* _The request_: Retype each line exactly. Skip images.

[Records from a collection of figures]
● ● ● ● ● ● ●

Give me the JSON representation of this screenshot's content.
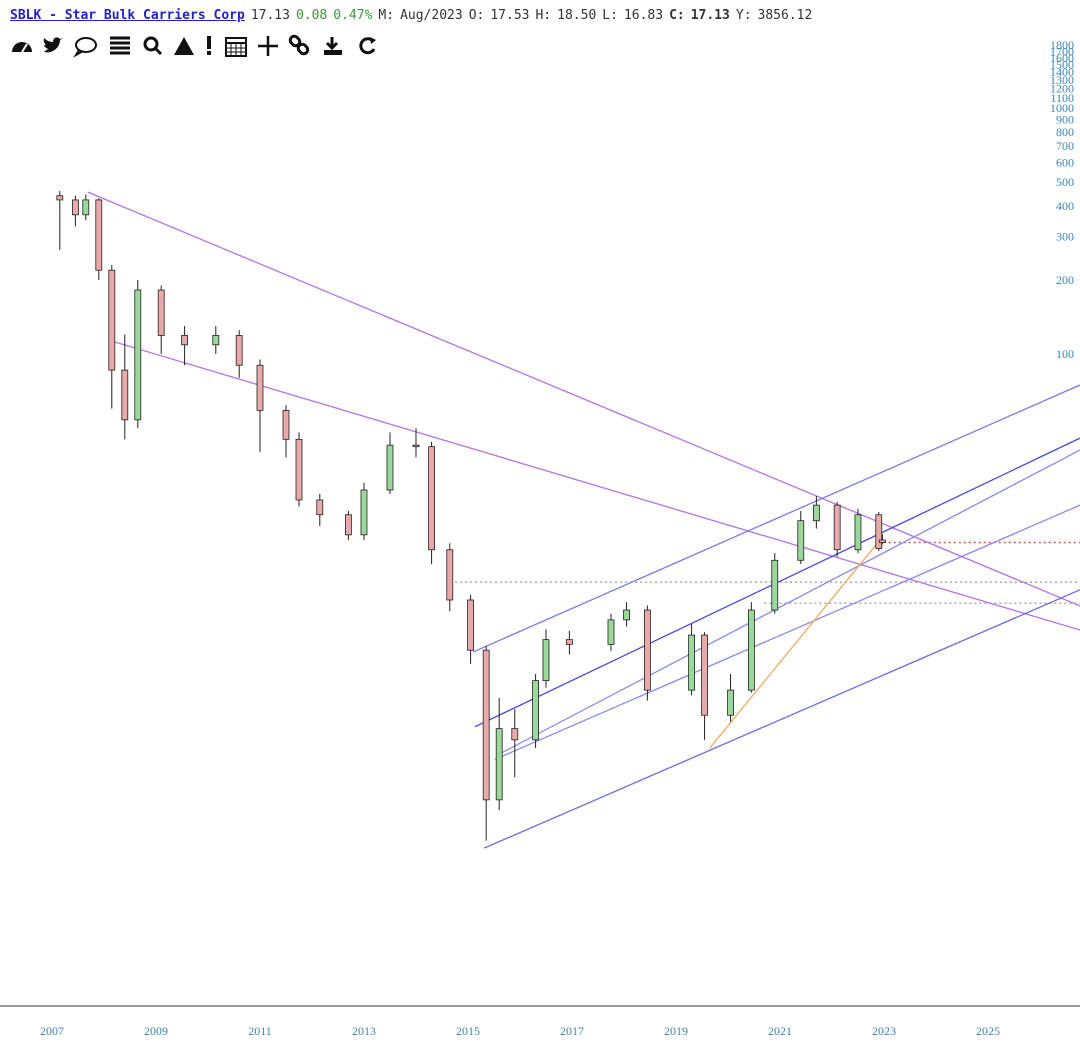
{
  "header": {
    "symbol": "SBLK - Star Bulk Carriers Corp",
    "last": "17.13",
    "change": "0.08",
    "change_pct": "0.47%",
    "period_label": "M:",
    "period": "Aug/2023",
    "open_label": "O:",
    "open": "17.53",
    "high_label": "H:",
    "high": "18.50",
    "low_label": "L:",
    "low": "16.83",
    "close_label": "C:",
    "close": "17.13",
    "y_label": "Y:",
    "y": "3856.12"
  },
  "chart_data": {
    "type": "candlestick",
    "log_scale": true,
    "x": [
      2007.15,
      2007.45,
      2007.65,
      2007.9,
      2008.15,
      2008.4,
      2008.65,
      2009.1,
      2009.55,
      2010.15,
      2010.6,
      2011.0,
      2011.5,
      2011.75,
      2012.15,
      2012.7,
      2013.0,
      2013.5,
      2014.0,
      2014.3,
      2014.65,
      2015.05,
      2015.35,
      2015.6,
      2015.9,
      2016.3,
      2016.5,
      2016.95,
      2017.75,
      2018.05,
      2018.45,
      2019.3,
      2019.55,
      2020.05,
      2020.45,
      2020.9,
      2021.4,
      2021.7,
      2022.1,
      2022.5,
      2022.9,
      2022.97
    ],
    "open": [
      440,
      423,
      368,
      423,
      219,
      86,
      54,
      182,
      119,
      109,
      119,
      90,
      59,
      45,
      25.5,
      22.2,
      18.4,
      28,
      42.6,
      42,
      16,
      10,
      6.25,
      1.54,
      3.0,
      2.7,
      4.7,
      6.9,
      6.6,
      8.3,
      9.1,
      4.3,
      7.2,
      3.4,
      4.3,
      9.1,
      14.5,
      21,
      24.3,
      16,
      22.2,
      17.53
    ],
    "high": [
      460,
      440,
      445,
      430,
      230,
      120,
      200,
      190,
      130,
      130,
      125,
      95,
      62,
      48,
      27,
      23,
      30,
      48,
      50,
      44,
      17,
      10.5,
      6.5,
      4.0,
      3.6,
      5.0,
      7.6,
      7.5,
      8.8,
      9.8,
      9.5,
      8.0,
      7.4,
      5.0,
      9.8,
      15.5,
      23,
      26.5,
      25,
      23.5,
      22.8,
      18.5
    ],
    "low": [
      265,
      330,
      350,
      200,
      60,
      45,
      50,
      100,
      90,
      100,
      80,
      40,
      38,
      24,
      20,
      17.5,
      17.5,
      27,
      38,
      14,
      9,
      5.5,
      1.05,
      1.4,
      1.9,
      2.5,
      4.4,
      6.0,
      6.2,
      7.8,
      3.9,
      4.1,
      2.7,
      3.2,
      4.2,
      8.8,
      14,
      19.5,
      15,
      15.5,
      15.8,
      16.83
    ],
    "close": [
      423,
      368,
      423,
      219,
      86,
      54,
      182,
      119,
      109,
      119,
      90,
      59,
      45,
      25.5,
      22.2,
      18.4,
      28,
      42.6,
      42,
      16,
      10,
      6.25,
      1.54,
      3.0,
      2.7,
      4.7,
      6.9,
      6.6,
      8.3,
      9.1,
      4.3,
      7.2,
      3.4,
      4.3,
      9.1,
      14.5,
      21,
      24.3,
      16,
      22.2,
      16.2,
      17.13
    ],
    "up_color": "#9bd89b",
    "down_color": "#e9a9a9",
    "xlim": [
      2006,
      2026.77
    ],
    "xticks": [
      2007,
      2009,
      2011,
      2013,
      2015,
      2017,
      2019,
      2021,
      2023,
      2025
    ],
    "ylim": [
      0.2257,
      1890
    ],
    "yticks": [
      100,
      200,
      300,
      400,
      500,
      600,
      700,
      800,
      900,
      1000,
      1100,
      1200,
      1300,
      1400,
      1500,
      1600,
      1700,
      1800
    ],
    "trendlines": [
      {
        "from": [
          2007.69,
          455
        ],
        "to": [
          2026.77,
          9.46
        ],
        "color": "#b872e6"
      },
      {
        "from": [
          2008.08,
          114
        ],
        "to": [
          2026.77,
          7.55
        ],
        "color": "#b872e6"
      },
      {
        "from": [
          2015.1,
          6.15
        ],
        "to": [
          2026.77,
          74.8
        ],
        "color": "#7a7af0"
      },
      {
        "from": [
          2015.13,
          3.05
        ],
        "to": [
          2026.77,
          45.5
        ],
        "color": "#4a4ae0"
      },
      {
        "from": [
          2015.56,
          2.34
        ],
        "to": [
          2026.77,
          40.7
        ],
        "color": "#8a8af0"
      },
      {
        "from": [
          2015.52,
          2.25
        ],
        "to": [
          2026.77,
          24.3
        ],
        "color": "#8a8af0"
      },
      {
        "from": [
          2015.31,
          0.98
        ],
        "to": [
          2026.77,
          11.0
        ],
        "color": "#6a6ae6"
      },
      {
        "from": [
          2019.65,
          2.5
        ],
        "to": [
          2022.92,
          17.5
        ],
        "color": "#f2a860"
      }
    ],
    "levels": [
      {
        "value": 17.13,
        "x_start": 2022.9,
        "color": "#d9534f"
      },
      {
        "value": 11.8,
        "x_start": 2014.75,
        "color": "#aaaaaa"
      },
      {
        "value": 9.7,
        "x_start": 2020.7,
        "color": "#aaaaaa"
      }
    ]
  }
}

● ● ● ● ● ● ●

* _Answer for this exercise_:
Give me the JSON representation of this screenshot's content.
{
  "header": {
    "symbol": "SBLK - Star Bulk Carriers Corp",
    "last": "17.13",
    "change": "0.08",
    "change_pct": "0.47%",
    "period_label": "M:",
    "period": "Aug/2023",
    "open_label": "O:",
    "open": "17.53",
    "high_label": "H:",
    "high": "18.50",
    "low_label": "L:",
    "low": "16.83",
    "close_label": "C:",
    "close": "17.13",
    "y_label": "Y:",
    "y": "3856.12"
  },
  "chart_data": {
    "type": "candlestick",
    "log_scale": true,
    "x": [
      2007.15,
      2007.45,
      2007.65,
      2007.9,
      2008.15,
      2008.4,
      2008.65,
      2009.1,
      2009.55,
      2010.15,
      2010.6,
      2011.0,
      2011.5,
      2011.75,
      2012.15,
      2012.7,
      2013.0,
      2013.5,
      2014.0,
      2014.3,
      2014.65,
      2015.05,
      2015.35,
      2015.6,
      2015.9,
      2016.3,
      2016.5,
      2016.95,
      2017.75,
      2018.05,
      2018.45,
      2019.3,
      2019.55,
      2020.05,
      2020.45,
      2020.9,
      2021.4,
      2021.7,
      2022.1,
      2022.5,
      2022.9,
      2022.97
    ],
    "open": [
      440,
      423,
      368,
      423,
      219,
      86,
      54,
      182,
      119,
      109,
      119,
      90,
      59,
      45,
      25.5,
      22.2,
      18.4,
      28,
      42.6,
      42,
      16,
      10,
      6.25,
      1.54,
      3.0,
      2.7,
      4.7,
      6.9,
      6.6,
      8.3,
      9.1,
      4.3,
      7.2,
      3.4,
      4.3,
      9.1,
      14.5,
      21,
      24.3,
      16,
      22.2,
      17.53
    ],
    "high": [
      460,
      440,
      445,
      430,
      230,
      120,
      200,
      190,
      130,
      130,
      125,
      95,
      62,
      48,
      27,
      23,
      30,
      48,
      50,
      44,
      17,
      10.5,
      6.5,
      4.0,
      3.6,
      5.0,
      7.6,
      7.5,
      8.8,
      9.8,
      9.5,
      8.0,
      7.4,
      5.0,
      9.8,
      15.5,
      23,
      26.5,
      25,
      23.5,
      22.8,
      18.5
    ],
    "low": [
      265,
      330,
      350,
      200,
      60,
      45,
      50,
      100,
      90,
      100,
      80,
      40,
      38,
      24,
      20,
      17.5,
      17.5,
      27,
      38,
      14,
      9,
      5.5,
      1.05,
      1.4,
      1.9,
      2.5,
      4.4,
      6.0,
      6.2,
      7.8,
      3.9,
      4.1,
      2.7,
      3.2,
      4.2,
      8.8,
      14,
      19.5,
      15,
      15.5,
      15.8,
      16.83
    ],
    "close": [
      423,
      368,
      423,
      219,
      86,
      54,
      182,
      119,
      109,
      119,
      90,
      59,
      45,
      25.5,
      22.2,
      18.4,
      28,
      42.6,
      42,
      16,
      10,
      6.25,
      1.54,
      3.0,
      2.7,
      4.7,
      6.9,
      6.6,
      8.3,
      9.1,
      4.3,
      7.2,
      3.4,
      4.3,
      9.1,
      14.5,
      21,
      24.3,
      16,
      22.2,
      16.2,
      17.13
    ],
    "up_color": "#9bd89b",
    "down_color": "#e9a9a9",
    "xlim": [
      2006,
      2026.77
    ],
    "xticks": [
      2007,
      2009,
      2011,
      2013,
      2015,
      2017,
      2019,
      2021,
      2023,
      2025
    ],
    "ylim": [
      0.2257,
      1890
    ],
    "yticks": [
      100,
      200,
      300,
      400,
      500,
      600,
      700,
      800,
      900,
      1000,
      1100,
      1200,
      1300,
      1400,
      1500,
      1600,
      1700,
      1800
    ],
    "trendlines": [
      {
        "from": [
          2007.69,
          455
        ],
        "to": [
          2026.77,
          9.46
        ],
        "color": "#b872e6"
      },
      {
        "from": [
          2008.08,
          114
        ],
        "to": [
          2026.77,
          7.55
        ],
        "color": "#b872e6"
      },
      {
        "from": [
          2015.1,
          6.15
        ],
        "to": [
          2026.77,
          74.8
        ],
        "color": "#7a7af0"
      },
      {
        "from": [
          2015.13,
          3.05
        ],
        "to": [
          2026.77,
          45.5
        ],
        "color": "#4a4ae0"
      },
      {
        "from": [
          2015.56,
          2.34
        ],
        "to": [
          2026.77,
          40.7
        ],
        "color": "#8a8af0"
      },
      {
        "from": [
          2015.52,
          2.25
        ],
        "to": [
          2026.77,
          24.3
        ],
        "color": "#8a8af0"
      },
      {
        "from": [
          2015.31,
          0.98
        ],
        "to": [
          2026.77,
          11.0
        ],
        "color": "#6a6ae6"
      },
      {
        "from": [
          2019.65,
          2.5
        ],
        "to": [
          2022.92,
          17.5
        ],
        "color": "#f2a860"
      }
    ],
    "levels": [
      {
        "value": 17.13,
        "x_start": 2022.9,
        "color": "#d9534f"
      },
      {
        "value": 11.8,
        "x_start": 2014.75,
        "color": "#aaaaaa"
      },
      {
        "value": 9.7,
        "x_start": 2020.7,
        "color": "#aaaaaa"
      }
    ]
  }
}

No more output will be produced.